#### What is expected
Extract all records. Keep each one exact.

══ Records supplied ══

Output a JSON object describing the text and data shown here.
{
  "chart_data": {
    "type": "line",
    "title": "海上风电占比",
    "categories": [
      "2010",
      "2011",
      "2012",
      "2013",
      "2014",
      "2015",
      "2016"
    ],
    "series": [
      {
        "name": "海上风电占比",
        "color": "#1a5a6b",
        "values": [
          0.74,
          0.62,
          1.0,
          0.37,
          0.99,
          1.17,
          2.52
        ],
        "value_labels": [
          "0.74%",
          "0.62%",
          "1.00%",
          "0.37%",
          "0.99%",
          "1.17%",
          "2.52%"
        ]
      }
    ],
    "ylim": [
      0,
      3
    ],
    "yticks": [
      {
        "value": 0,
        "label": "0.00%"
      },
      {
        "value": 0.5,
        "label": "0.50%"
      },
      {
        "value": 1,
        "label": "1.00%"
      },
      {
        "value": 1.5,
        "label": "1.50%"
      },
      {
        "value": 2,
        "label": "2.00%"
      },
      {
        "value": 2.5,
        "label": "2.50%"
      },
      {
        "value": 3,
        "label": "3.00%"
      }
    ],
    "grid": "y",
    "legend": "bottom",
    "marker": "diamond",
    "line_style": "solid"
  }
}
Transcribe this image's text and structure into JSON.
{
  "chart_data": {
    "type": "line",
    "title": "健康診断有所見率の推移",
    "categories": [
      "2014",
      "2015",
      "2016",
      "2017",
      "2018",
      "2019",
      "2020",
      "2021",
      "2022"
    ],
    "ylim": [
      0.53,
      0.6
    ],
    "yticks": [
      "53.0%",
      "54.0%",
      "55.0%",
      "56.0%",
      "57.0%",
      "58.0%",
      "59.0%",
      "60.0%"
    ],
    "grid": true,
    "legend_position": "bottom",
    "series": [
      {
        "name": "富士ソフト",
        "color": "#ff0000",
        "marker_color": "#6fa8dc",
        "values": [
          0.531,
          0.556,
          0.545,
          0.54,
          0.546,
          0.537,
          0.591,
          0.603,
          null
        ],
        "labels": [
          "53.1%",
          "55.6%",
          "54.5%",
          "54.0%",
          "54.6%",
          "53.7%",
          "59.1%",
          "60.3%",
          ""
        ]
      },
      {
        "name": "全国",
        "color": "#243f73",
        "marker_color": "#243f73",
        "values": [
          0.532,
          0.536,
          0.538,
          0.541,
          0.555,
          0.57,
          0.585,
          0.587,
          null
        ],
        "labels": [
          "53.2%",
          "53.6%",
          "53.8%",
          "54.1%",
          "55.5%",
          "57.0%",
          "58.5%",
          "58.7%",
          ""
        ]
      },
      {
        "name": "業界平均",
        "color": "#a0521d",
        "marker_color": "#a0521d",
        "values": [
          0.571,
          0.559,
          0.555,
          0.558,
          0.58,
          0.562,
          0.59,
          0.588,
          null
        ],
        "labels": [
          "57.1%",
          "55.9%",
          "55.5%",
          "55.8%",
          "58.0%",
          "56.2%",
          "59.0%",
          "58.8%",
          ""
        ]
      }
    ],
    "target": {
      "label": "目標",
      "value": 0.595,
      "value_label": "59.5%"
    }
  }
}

═══

#### Exercise result
Output a JSON object describing the text and data shown here.
{
  "chart_data": {
    "type": "line",
    "title": "海上风电占比",
    "categories": [
      "2010",
      "2011",
      "2012",
      "2013",
      "2014",
      "2015",
      "2016"
    ],
    "series": [
      {
        "name": "海上风电占比",
        "color": "#1a5a6b",
        "values": [
          0.74,
          0.62,
          1.0,
          0.37,
          0.99,
          1.17,
          2.52
        ],
        "value_labels": [
          "0.74%",
          "0.62%",
          "1.00%",
          "0.37%",
          "0.99%",
          "1.17%",
          "2.52%"
        ]
      }
    ],
    "ylim": [
      0,
      3
    ],
    "yticks": [
      {
        "value": 0,
        "label": "0.00%"
      },
      {
        "value": 0.5,
        "label": "0.50%"
      },
      {
        "value": 1,
        "label": "1.00%"
      },
      {
        "value": 1.5,
        "label": "1.50%"
      },
      {
        "value": 2,
        "label": "2.00%"
      },
      {
        "value": 2.5,
        "label": "2.50%"
      },
      {
        "value": 3,
        "label": "3.00%"
      }
    ],
    "grid": "y",
    "legend": "bottom",
    "marker": "diamond",
    "line_style": "solid"
  }
}
Transcribe this image's text and structure into JSON.
{
  "chart_data": {
    "type": "line",
    "title": "健康診断有所見率の推移",
    "categories": [
      "2014",
      "2015",
      "2016",
      "2017",
      "2018",
      "2019",
      "2020",
      "2021",
      "2022"
    ],
    "ylim": [
      0.53,
      0.6
    ],
    "yticks": [
      "53.0%",
      "54.0%",
      "55.0%",
      "56.0%",
      "57.0%",
      "58.0%",
      "59.0%",
      "60.0%"
    ],
    "grid": true,
    "legend_position": "bottom",
    "series": [
      {
        "name": "富士ソフト",
        "color": "#ff0000",
        "marker_color": "#6fa8dc",
        "values": [
          0.531,
          0.556,
          0.545,
          0.54,
          0.546,
          0.537,
          0.591,
          0.603,
          null
        ],
        "labels": [
          "53.1%",
          "55.6%",
          "54.5%",
          "54.0%",
          "54.6%",
          "53.7%",
          "59.1%",
          "60.3%",
          ""
        ]
      },
      {
        "name": "全国",
        "color": "#243f73",
        "marker_color": "#243f73",
        "values": [
          0.532,
          0.536,
          0.538,
          0.541,
          0.555,
          0.57,
          0.585,
          0.587,
          null
        ],
        "labels": [
          "53.2%",
          "53.6%",
          "53.8%",
          "54.1%",
          "55.5%",
          "57.0%",
          "58.5%",
          "58.7%",
          ""
        ]
      },
      {
        "name": "業界平均",
        "color": "#a0521d",
        "marker_color": "#a0521d",
        "values": [
          0.571,
          0.559,
          0.555,
          0.558,
          0.58,
          0.562,
          0.59,
          0.588,
          null
        ],
        "labels": [
          "57.1%",
          "55.9%",
          "55.5%",
          "55.8%",
          "58.0%",
          "56.2%",
          "59.0%",
          "58.8%",
          ""
        ]
      }
    ],
    "target": {
      "label": "目標",
      "value": 0.595,
      "value_label": "59.5%"
    }
  }
}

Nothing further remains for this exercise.